* EXERCISE PROMPT
Spot every line with the word "Eigenmodes" and return it.

* DATA LINES
------------

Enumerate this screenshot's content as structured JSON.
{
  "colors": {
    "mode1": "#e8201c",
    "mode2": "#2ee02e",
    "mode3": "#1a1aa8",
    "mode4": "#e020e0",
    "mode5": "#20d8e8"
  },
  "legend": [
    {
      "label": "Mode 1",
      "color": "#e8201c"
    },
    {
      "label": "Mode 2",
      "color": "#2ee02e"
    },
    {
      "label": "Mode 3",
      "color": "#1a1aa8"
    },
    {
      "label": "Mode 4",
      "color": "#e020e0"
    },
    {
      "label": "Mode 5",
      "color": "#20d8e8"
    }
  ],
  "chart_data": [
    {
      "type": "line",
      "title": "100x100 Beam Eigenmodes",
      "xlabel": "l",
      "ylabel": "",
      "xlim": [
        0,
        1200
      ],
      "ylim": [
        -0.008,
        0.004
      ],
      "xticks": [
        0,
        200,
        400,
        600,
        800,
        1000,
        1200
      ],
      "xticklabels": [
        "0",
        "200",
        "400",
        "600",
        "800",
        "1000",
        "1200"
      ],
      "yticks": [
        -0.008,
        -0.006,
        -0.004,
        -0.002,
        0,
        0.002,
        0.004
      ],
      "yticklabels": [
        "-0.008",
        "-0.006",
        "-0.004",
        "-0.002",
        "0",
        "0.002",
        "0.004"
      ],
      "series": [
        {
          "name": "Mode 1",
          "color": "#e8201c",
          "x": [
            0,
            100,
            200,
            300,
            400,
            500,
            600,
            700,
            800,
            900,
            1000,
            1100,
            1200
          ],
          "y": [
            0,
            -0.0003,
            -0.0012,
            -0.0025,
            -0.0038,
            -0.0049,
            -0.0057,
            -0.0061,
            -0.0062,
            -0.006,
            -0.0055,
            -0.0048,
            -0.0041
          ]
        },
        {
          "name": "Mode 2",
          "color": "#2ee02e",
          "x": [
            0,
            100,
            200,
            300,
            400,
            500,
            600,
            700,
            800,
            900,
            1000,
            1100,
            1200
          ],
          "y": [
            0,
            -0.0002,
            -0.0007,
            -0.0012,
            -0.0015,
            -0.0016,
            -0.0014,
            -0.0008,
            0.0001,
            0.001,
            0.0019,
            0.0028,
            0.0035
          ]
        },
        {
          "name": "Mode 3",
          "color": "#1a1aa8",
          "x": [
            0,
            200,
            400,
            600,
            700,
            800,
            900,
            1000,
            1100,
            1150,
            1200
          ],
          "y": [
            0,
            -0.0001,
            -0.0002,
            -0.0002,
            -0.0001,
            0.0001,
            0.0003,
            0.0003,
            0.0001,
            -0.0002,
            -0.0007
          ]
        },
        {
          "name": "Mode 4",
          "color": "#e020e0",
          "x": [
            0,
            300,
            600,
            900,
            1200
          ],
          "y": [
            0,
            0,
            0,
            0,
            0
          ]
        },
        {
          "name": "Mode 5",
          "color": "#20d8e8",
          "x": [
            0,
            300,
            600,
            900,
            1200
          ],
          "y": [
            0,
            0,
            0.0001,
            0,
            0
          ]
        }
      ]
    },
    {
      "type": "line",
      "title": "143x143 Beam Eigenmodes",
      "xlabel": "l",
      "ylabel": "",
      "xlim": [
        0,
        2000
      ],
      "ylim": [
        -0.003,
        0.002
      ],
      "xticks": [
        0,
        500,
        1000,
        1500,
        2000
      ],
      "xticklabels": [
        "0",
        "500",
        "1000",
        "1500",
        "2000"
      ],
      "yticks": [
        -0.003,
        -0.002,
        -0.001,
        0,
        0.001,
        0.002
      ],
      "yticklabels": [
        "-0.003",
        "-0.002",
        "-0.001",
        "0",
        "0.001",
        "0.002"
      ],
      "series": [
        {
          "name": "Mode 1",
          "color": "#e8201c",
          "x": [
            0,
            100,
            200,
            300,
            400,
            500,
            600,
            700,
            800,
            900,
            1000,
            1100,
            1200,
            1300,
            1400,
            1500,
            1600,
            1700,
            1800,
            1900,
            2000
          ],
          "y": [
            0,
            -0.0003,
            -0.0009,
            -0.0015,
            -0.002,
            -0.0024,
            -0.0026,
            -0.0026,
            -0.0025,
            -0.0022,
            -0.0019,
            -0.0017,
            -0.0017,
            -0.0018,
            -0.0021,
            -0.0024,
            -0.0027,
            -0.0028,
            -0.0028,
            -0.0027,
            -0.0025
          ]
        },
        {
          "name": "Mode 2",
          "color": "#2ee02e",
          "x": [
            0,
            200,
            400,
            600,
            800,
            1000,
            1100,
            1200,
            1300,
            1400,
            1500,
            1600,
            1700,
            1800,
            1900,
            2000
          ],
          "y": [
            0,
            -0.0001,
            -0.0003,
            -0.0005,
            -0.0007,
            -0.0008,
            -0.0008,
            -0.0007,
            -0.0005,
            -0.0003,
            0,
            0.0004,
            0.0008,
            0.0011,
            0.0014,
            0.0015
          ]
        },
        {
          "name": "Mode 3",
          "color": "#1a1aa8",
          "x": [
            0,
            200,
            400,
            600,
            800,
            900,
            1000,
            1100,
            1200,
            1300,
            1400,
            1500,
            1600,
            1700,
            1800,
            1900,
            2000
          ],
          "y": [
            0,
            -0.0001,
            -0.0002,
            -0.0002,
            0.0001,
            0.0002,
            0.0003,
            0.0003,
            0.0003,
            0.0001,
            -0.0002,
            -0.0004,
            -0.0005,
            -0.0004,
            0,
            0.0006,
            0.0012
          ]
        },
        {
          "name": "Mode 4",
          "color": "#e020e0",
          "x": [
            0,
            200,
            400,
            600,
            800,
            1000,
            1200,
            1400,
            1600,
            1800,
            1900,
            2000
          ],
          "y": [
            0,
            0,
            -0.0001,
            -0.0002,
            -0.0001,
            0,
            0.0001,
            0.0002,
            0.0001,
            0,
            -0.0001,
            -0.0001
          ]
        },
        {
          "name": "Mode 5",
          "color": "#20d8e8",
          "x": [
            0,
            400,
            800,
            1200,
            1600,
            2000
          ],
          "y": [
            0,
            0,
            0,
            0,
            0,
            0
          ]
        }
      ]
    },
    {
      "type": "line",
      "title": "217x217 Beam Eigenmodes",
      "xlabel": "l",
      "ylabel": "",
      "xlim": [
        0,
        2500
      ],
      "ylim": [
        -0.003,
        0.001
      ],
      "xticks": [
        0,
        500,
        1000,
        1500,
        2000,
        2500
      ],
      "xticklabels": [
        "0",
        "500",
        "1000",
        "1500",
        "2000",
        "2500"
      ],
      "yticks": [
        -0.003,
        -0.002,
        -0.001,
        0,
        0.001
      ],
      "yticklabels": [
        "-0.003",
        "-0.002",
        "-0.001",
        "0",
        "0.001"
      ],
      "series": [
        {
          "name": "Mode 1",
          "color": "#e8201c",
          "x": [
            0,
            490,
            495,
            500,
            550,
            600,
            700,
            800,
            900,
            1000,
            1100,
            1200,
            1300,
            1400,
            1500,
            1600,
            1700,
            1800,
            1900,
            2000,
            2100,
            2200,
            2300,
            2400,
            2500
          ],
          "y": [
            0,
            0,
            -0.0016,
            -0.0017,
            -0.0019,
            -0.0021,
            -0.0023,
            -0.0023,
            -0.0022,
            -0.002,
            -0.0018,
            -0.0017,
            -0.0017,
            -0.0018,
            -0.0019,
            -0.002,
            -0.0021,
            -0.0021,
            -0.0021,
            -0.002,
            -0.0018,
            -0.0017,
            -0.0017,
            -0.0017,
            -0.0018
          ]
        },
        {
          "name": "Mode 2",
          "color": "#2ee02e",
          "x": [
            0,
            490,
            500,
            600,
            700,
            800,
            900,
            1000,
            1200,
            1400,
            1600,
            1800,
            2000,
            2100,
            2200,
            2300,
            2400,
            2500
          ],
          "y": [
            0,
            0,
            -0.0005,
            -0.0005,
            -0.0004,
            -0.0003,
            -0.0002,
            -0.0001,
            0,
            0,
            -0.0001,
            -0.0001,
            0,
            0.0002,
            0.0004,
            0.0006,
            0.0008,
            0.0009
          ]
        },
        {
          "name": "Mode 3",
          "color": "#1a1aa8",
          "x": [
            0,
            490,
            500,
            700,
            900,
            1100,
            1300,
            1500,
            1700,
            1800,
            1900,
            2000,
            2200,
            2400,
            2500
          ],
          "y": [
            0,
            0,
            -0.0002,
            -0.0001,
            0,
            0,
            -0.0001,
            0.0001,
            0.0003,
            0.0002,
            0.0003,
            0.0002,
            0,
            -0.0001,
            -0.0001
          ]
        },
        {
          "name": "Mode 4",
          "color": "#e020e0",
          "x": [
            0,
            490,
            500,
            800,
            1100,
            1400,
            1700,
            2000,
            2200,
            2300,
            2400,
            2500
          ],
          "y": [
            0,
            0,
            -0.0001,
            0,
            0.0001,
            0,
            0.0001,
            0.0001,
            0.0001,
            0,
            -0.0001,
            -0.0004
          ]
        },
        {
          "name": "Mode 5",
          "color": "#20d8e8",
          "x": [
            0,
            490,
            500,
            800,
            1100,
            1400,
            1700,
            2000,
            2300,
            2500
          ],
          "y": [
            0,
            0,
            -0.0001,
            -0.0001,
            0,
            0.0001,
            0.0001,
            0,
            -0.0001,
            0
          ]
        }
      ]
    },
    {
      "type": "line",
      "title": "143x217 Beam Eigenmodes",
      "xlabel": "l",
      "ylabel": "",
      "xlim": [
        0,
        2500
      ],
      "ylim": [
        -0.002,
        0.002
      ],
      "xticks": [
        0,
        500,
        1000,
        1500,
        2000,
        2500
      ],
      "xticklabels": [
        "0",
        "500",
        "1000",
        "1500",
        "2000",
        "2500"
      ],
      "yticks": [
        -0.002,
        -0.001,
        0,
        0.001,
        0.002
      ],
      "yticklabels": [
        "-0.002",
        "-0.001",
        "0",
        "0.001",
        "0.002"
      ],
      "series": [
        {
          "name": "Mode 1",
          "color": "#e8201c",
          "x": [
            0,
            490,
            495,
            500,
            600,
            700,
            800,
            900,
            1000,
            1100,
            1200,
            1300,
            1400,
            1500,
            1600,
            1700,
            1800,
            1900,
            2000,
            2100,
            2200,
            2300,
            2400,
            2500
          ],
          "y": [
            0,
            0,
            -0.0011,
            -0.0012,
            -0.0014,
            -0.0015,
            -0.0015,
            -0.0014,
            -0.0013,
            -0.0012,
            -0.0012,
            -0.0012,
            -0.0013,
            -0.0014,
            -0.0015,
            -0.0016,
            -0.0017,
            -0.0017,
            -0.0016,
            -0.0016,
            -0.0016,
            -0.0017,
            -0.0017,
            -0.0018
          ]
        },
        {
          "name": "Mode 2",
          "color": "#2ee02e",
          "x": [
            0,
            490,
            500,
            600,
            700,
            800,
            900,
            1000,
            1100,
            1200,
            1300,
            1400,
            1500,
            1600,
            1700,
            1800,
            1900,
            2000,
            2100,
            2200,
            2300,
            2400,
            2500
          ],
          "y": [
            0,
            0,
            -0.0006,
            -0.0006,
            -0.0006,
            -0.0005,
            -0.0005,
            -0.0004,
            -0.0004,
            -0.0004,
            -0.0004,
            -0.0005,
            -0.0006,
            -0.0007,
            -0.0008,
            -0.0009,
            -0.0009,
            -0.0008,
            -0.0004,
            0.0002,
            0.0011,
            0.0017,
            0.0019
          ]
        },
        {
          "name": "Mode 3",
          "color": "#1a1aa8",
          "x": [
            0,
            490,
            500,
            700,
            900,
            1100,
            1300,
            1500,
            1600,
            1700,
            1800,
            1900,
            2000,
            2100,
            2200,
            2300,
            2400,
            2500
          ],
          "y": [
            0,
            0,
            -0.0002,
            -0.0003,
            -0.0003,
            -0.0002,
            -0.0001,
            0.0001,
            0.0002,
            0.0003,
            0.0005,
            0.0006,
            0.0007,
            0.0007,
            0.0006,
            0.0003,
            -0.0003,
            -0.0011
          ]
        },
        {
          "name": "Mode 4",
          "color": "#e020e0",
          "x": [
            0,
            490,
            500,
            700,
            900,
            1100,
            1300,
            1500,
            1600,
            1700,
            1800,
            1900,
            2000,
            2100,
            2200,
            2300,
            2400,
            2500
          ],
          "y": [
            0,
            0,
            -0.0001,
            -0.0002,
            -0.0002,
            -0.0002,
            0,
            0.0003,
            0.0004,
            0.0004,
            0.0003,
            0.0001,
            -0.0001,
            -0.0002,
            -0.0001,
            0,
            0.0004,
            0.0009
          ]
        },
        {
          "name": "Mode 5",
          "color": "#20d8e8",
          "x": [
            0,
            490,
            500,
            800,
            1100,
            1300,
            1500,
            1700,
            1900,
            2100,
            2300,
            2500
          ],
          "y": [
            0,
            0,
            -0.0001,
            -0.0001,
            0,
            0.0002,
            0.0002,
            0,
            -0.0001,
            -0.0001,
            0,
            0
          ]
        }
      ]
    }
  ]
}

------------

* OUTPUT FOR THIS TASK
      "title": "100x100 Beam Eigenmodes",
      "title": "143x143 Beam Eigenmodes",
      "title": "217x217 Beam Eigenmodes",
      "title": "143x217 Beam Eigenmodes",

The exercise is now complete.